*YOUR INSTRUCTIONS:*
Output an exact reproduction of the data.

*DATA:*

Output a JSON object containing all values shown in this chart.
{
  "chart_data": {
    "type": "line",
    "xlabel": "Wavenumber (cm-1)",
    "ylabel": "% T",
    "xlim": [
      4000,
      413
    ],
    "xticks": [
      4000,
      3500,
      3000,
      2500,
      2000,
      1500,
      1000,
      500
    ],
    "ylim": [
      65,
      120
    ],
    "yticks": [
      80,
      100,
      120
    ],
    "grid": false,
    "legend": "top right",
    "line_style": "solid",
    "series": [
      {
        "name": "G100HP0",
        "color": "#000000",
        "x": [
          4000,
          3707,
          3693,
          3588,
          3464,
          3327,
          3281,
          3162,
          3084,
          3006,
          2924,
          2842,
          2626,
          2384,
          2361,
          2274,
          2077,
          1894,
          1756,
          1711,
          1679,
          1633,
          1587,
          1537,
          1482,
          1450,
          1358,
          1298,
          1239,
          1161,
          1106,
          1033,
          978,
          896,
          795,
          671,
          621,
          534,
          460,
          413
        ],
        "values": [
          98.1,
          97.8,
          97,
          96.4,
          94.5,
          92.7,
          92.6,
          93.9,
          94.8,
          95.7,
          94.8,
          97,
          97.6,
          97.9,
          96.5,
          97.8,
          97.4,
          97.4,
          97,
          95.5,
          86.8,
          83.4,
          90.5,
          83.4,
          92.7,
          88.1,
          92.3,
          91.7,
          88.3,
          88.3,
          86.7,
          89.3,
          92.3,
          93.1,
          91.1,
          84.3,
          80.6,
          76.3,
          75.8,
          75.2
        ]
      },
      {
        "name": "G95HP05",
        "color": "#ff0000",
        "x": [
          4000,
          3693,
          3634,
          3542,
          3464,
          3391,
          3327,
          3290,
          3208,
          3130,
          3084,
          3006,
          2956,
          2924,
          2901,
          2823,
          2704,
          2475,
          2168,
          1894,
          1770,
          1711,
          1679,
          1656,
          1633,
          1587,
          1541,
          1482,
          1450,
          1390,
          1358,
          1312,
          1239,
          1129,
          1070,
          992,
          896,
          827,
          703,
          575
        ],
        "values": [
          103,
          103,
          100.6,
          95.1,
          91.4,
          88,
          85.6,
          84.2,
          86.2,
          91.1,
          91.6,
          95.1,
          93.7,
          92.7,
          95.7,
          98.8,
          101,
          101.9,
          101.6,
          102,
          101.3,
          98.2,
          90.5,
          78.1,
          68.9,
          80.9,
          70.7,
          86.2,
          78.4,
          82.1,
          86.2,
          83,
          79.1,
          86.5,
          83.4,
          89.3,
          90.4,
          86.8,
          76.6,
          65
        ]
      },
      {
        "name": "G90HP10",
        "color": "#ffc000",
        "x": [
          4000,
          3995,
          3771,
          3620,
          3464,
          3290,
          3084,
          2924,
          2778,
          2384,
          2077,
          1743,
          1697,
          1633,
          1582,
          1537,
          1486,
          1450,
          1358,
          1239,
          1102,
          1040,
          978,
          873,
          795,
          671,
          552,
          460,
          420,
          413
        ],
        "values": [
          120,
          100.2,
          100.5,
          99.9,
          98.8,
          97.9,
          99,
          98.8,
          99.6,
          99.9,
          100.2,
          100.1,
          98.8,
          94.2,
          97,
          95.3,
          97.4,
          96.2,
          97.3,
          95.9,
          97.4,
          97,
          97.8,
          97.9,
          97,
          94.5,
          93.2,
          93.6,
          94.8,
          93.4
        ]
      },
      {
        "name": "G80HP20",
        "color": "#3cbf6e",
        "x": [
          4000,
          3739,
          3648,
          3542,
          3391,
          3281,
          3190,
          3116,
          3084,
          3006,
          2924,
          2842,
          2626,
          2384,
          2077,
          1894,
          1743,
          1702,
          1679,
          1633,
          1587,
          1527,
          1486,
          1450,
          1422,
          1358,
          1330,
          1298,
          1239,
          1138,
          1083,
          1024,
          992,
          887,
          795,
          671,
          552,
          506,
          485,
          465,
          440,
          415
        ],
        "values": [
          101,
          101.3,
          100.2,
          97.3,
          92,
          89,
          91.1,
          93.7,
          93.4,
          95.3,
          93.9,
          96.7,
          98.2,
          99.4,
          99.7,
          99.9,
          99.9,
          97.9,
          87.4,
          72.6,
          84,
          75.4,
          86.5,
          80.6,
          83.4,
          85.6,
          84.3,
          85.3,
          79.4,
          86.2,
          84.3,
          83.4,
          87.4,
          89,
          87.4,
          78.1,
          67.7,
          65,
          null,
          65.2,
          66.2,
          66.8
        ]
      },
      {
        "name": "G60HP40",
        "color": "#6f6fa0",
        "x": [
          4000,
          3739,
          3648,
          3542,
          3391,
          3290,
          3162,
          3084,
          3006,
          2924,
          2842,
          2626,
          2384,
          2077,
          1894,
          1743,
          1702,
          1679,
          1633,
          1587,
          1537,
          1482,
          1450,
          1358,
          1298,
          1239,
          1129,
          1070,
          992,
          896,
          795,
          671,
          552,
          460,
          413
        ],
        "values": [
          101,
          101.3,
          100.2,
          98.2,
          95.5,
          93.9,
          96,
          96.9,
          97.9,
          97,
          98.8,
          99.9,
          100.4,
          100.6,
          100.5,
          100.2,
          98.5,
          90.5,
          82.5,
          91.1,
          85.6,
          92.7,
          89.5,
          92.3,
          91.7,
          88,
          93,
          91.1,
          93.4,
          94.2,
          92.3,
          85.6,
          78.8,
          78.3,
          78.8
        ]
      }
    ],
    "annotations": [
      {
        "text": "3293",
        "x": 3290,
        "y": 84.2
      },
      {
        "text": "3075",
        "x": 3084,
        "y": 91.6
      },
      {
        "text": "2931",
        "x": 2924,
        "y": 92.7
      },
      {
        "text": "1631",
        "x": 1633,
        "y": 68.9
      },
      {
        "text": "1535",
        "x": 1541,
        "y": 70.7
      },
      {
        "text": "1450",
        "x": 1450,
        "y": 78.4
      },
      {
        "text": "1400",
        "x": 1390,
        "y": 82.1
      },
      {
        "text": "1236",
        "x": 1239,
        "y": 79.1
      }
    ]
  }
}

*RESULT:*
Output a JSON object containing all values shown in this chart.
{
  "chart_data": {
    "type": "line",
    "xlabel": "Wavenumber (cm-1)",
    "ylabel": "% T",
    "xlim": [
      4000,
      413
    ],
    "xticks": [
      4000,
      3500,
      3000,
      2500,
      2000,
      1500,
      1000,
      500
    ],
    "ylim": [
      65,
      120
    ],
    "yticks": [
      80,
      100,
      120
    ],
    "grid": false,
    "legend": "top right",
    "line_style": "solid",
    "series": [
      {
        "name": "G100HP0",
        "color": "#000000",
        "x": [
          4000,
          3707,
          3693,
          3588,
          3464,
          3327,
          3281,
          3162,
          3084,
          3006,
          2924,
          2842,
          2626,
          2384,
          2361,
          2274,
          2077,
          1894,
          1756,
          1711,
          1679,
          1633,
          1587,
          1537,
          1482,
          1450,
          1358,
          1298,
          1239,
          1161,
          1106,
          1033,
          978,
          896,
          795,
          671,
          621,
          534,
          460,
          413
        ],
        "values": [
          98.1,
          97.8,
          97,
          96.4,
          94.5,
          92.7,
          92.6,
          93.9,
          94.8,
          95.7,
          94.8,
          97,
          97.6,
          97.9,
          96.5,
          97.8,
          97.4,
          97.4,
          97,
          95.5,
          86.8,
          83.4,
          90.5,
          83.4,
          92.7,
          88.1,
          92.3,
          91.7,
          88.3,
          88.3,
          86.7,
          89.3,
          92.3,
          93.1,
          91.1,
          84.3,
          80.6,
          76.3,
          75.8,
          75.2
        ]
      },
      {
        "name": "G95HP05",
        "color": "#ff0000",
        "x": [
          4000,
          3693,
          3634,
          3542,
          3464,
          3391,
          3327,
          3290,
          3208,
          3130,
          3084,
          3006,
          2956,
          2924,
          2901,
          2823,
          2704,
          2475,
          2168,
          1894,
          1770,
          1711,
          1679,
          1656,
          1633,
          1587,
          1541,
          1482,
          1450,
          1390,
          1358,
          1312,
          1239,
          1129,
          1070,
          992,
          896,
          827,
          703,
          575
        ],
        "values": [
          103,
          103,
          100.6,
          95.1,
          91.4,
          88,
          85.6,
          84.2,
          86.2,
          91.1,
          91.6,
          95.1,
          93.7,
          92.7,
          95.7,
          98.8,
          101,
          101.9,
          101.6,
          102,
          101.3,
          98.2,
          90.5,
          78.1,
          68.9,
          80.9,
          70.7,
          86.2,
          78.4,
          82.1,
          86.2,
          83,
          79.1,
          86.5,
          83.4,
          89.3,
          90.4,
          86.8,
          76.6,
          65
        ]
      },
      {
        "name": "G90HP10",
        "color": "#ffc000",
        "x": [
          4000,
          3995,
          3771,
          3620,
          3464,
          3290,
          3084,
          2924,
          2778,
          2384,
          2077,
          1743,
          1697,
          1633,
          1582,
          1537,
          1486,
          1450,
          1358,
          1239,
          1102,
          1040,
          978,
          873,
          795,
          671,
          552,
          460,
          420,
          413
        ],
        "values": [
          120,
          100.2,
          100.5,
          99.9,
          98.8,
          97.9,
          99,
          98.8,
          99.6,
          99.9,
          100.2,
          100.1,
          98.8,
          94.2,
          97,
          95.3,
          97.4,
          96.2,
          97.3,
          95.9,
          97.4,
          97,
          97.8,
          97.9,
          97,
          94.5,
          93.2,
          93.6,
          94.8,
          93.4
        ]
      },
      {
        "name": "G80HP20",
        "color": "#3cbf6e",
        "x": [
          4000,
          3739,
          3648,
          3542,
          3391,
          3281,
          3190,
          3116,
          3084,
          3006,
          2924,
          2842,
          2626,
          2384,
          2077,
          1894,
          1743,
          1702,
          1679,
          1633,
          1587,
          1527,
          1486,
          1450,
          1422,
          1358,
          1330,
          1298,
          1239,
          1138,
          1083,
          1024,
          992,
          887,
          795,
          671,
          552,
          506,
          485,
          465,
          440,
          415
        ],
        "values": [
          101,
          101.3,
          100.2,
          97.3,
          92,
          89,
          91.1,
          93.7,
          93.4,
          95.3,
          93.9,
          96.7,
          98.2,
          99.4,
          99.7,
          99.9,
          99.9,
          97.9,
          87.4,
          72.6,
          84,
          75.4,
          86.5,
          80.6,
          83.4,
          85.6,
          84.3,
          85.3,
          79.4,
          86.2,
          84.3,
          83.4,
          87.4,
          89,
          87.4,
          78.1,
          67.7,
          65,
          null,
          65.2,
          66.2,
          66.8
        ]
      },
      {
        "name": "G60HP40",
        "color": "#6f6fa0",
        "x": [
          4000,
          3739,
          3648,
          3542,
          3391,
          3290,
          3162,
          3084,
          3006,
          2924,
          2842,
          2626,
          2384,
          2077,
          1894,
          1743,
          1702,
          1679,
          1633,
          1587,
          1537,
          1482,
          1450,
          1358,
          1298,
          1239,
          1129,
          1070,
          992,
          896,
          795,
          671,
          552,
          460,
          413
        ],
        "values": [
          101,
          101.3,
          100.2,
          98.2,
          95.5,
          93.9,
          96,
          96.9,
          97.9,
          97,
          98.8,
          99.9,
          100.4,
          100.6,
          100.5,
          100.2,
          98.5,
          90.5,
          82.5,
          91.1,
          85.6,
          92.7,
          89.5,
          92.3,
          91.7,
          88,
          93,
          91.1,
          93.4,
          94.2,
          92.3,
          85.6,
          78.8,
          78.3,
          78.8
        ]
      }
    ],
    "annotations": [
      {
        "text": "3293",
        "x": 3290,
        "y": 84.2
      },
      {
        "text": "3075",
        "x": 3084,
        "y": 91.6
      },
      {
        "text": "2931",
        "x": 2924,
        "y": 92.7
      },
      {
        "text": "1631",
        "x": 1633,
        "y": 68.9
      },
      {
        "text": "1535",
        "x": 1541,
        "y": 70.7
      },
      {
        "text": "1450",
        "x": 1450,
        "y": 78.4
      },
      {
        "text": "1400",
        "x": 1390,
        "y": 82.1
      },
      {
        "text": "1236",
        "x": 1239,
        "y": 79.1
      }
    ]
  }
}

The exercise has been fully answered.